:: Records to use
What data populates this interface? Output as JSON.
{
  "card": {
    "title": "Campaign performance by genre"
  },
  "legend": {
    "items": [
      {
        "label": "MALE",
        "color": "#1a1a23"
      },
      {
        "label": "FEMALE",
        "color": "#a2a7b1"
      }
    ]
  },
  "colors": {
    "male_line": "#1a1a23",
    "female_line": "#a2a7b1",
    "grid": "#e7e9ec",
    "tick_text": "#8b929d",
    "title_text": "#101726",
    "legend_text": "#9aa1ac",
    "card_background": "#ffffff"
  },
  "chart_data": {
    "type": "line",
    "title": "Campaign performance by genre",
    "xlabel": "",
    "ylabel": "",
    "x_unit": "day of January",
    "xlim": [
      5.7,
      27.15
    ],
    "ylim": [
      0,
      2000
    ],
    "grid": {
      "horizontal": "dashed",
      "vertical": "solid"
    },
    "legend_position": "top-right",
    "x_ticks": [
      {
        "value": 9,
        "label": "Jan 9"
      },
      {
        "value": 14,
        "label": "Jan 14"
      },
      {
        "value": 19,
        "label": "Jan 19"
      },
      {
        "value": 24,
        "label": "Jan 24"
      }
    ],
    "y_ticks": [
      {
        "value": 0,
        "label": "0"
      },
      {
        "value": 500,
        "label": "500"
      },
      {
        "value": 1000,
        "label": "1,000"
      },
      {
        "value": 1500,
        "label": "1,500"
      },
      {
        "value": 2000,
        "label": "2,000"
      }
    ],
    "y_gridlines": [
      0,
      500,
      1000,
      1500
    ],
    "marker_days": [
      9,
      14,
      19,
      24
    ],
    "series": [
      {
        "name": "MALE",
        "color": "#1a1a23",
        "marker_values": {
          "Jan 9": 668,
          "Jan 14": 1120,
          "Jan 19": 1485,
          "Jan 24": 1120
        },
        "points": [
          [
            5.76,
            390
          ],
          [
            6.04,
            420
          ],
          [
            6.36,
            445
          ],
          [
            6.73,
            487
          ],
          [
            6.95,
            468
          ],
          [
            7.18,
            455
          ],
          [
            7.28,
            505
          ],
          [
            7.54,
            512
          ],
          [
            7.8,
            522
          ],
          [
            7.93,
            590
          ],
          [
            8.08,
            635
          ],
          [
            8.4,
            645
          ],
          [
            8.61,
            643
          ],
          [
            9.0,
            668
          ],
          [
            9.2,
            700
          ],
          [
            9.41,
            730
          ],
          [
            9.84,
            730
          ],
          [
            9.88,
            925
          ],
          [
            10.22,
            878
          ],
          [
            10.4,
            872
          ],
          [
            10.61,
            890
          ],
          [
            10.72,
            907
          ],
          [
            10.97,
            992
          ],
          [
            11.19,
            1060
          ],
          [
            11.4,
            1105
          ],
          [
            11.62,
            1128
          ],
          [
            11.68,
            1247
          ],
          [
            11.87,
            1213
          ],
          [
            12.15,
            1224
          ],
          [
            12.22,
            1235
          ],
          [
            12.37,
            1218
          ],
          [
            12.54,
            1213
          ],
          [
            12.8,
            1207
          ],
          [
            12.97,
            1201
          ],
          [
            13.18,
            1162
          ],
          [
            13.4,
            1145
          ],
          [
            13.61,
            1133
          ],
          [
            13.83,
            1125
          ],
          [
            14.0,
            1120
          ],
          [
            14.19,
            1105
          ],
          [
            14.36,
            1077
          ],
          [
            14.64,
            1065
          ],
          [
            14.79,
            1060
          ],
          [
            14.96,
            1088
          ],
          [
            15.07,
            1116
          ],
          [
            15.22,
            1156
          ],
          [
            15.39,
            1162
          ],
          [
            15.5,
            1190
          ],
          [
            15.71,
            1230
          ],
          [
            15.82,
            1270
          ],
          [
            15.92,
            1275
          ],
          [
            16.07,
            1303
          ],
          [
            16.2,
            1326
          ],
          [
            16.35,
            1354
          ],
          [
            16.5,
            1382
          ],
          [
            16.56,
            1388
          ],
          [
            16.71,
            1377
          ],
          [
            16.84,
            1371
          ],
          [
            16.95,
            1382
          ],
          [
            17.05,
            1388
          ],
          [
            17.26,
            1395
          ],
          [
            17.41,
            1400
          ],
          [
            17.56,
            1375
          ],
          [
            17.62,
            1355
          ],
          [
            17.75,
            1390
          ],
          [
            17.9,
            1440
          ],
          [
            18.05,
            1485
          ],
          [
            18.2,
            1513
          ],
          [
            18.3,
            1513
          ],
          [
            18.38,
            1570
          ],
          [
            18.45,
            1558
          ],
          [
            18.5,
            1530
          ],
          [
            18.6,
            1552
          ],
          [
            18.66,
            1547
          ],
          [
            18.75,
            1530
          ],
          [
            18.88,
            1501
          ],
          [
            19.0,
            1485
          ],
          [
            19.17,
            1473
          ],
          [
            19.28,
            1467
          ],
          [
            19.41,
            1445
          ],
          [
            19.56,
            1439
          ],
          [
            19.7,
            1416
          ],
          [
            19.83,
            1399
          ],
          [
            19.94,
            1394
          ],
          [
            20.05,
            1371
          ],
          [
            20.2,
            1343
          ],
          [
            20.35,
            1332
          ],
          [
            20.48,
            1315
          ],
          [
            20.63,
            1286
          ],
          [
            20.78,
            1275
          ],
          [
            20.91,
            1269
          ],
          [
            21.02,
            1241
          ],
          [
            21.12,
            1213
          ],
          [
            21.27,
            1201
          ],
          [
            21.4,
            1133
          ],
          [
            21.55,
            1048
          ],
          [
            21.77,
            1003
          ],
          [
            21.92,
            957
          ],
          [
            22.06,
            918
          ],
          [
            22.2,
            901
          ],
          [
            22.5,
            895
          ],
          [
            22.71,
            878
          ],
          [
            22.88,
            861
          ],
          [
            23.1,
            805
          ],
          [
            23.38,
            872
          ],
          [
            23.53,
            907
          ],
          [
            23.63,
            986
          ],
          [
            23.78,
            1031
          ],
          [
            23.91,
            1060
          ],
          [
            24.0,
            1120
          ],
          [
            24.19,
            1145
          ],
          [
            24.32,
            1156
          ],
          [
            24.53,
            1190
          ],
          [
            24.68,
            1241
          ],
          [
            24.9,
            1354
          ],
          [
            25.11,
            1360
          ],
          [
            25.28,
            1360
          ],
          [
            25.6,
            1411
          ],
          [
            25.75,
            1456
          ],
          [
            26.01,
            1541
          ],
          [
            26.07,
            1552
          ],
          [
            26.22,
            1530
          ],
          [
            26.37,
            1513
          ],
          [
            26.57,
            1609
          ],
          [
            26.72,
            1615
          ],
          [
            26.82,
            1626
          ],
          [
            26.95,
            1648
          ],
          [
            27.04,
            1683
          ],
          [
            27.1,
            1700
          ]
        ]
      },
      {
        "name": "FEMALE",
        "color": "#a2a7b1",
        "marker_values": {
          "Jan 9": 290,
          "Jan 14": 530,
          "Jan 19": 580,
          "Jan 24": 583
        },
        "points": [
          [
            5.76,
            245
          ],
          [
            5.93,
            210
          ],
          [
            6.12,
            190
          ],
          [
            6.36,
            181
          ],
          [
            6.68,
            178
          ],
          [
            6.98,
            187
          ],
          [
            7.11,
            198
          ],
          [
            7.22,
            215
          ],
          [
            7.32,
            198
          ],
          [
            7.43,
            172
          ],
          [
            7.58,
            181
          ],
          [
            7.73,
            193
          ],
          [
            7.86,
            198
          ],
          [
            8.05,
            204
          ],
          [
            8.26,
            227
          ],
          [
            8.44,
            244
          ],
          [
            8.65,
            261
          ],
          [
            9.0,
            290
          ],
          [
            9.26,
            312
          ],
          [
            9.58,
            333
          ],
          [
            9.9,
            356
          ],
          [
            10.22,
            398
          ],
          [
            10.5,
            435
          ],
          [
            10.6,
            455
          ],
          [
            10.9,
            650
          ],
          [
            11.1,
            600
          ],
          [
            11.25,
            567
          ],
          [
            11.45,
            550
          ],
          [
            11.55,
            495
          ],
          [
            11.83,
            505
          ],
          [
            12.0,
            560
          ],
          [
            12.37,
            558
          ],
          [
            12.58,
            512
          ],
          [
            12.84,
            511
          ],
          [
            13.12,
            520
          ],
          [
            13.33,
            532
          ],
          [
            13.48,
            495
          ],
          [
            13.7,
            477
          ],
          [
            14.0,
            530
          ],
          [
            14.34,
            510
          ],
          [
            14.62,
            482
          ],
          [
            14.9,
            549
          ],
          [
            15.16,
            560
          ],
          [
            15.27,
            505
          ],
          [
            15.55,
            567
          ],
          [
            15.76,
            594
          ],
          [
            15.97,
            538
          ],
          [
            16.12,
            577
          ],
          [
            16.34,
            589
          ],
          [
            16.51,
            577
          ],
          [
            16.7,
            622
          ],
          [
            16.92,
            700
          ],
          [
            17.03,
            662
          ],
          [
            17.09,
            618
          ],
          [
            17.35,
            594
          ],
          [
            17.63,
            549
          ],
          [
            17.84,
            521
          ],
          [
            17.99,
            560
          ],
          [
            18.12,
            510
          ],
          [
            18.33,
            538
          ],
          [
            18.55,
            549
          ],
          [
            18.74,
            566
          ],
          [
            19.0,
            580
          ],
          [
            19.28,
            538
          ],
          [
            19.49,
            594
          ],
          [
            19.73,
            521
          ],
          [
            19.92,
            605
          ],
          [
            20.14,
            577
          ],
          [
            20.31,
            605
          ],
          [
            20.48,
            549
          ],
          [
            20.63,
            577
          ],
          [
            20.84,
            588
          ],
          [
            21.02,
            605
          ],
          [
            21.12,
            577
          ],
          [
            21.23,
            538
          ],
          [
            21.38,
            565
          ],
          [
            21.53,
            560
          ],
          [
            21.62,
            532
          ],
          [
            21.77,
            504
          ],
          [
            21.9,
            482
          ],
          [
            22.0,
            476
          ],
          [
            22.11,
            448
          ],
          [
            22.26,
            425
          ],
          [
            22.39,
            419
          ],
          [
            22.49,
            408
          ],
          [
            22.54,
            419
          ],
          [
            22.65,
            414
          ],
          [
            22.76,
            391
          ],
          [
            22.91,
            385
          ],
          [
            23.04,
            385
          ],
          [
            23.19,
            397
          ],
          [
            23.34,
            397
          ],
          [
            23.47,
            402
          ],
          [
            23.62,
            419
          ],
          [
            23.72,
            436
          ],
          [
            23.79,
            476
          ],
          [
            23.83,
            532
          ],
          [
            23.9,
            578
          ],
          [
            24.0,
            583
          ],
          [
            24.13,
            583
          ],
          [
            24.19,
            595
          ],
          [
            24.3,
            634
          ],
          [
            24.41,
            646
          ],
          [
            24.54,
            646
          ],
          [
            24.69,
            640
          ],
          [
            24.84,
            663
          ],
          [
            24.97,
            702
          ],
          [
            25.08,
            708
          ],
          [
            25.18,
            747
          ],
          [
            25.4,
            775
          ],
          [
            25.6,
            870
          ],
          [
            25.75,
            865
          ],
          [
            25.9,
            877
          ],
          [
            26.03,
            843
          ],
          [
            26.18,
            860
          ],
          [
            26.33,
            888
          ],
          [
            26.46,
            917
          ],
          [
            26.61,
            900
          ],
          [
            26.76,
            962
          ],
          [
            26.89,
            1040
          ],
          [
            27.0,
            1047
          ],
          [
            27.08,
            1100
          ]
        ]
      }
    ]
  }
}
::::
## [Given task]
Check every line of the records above for the string "genre" and say how many contain it, giving the number alone.

## [Task output]
2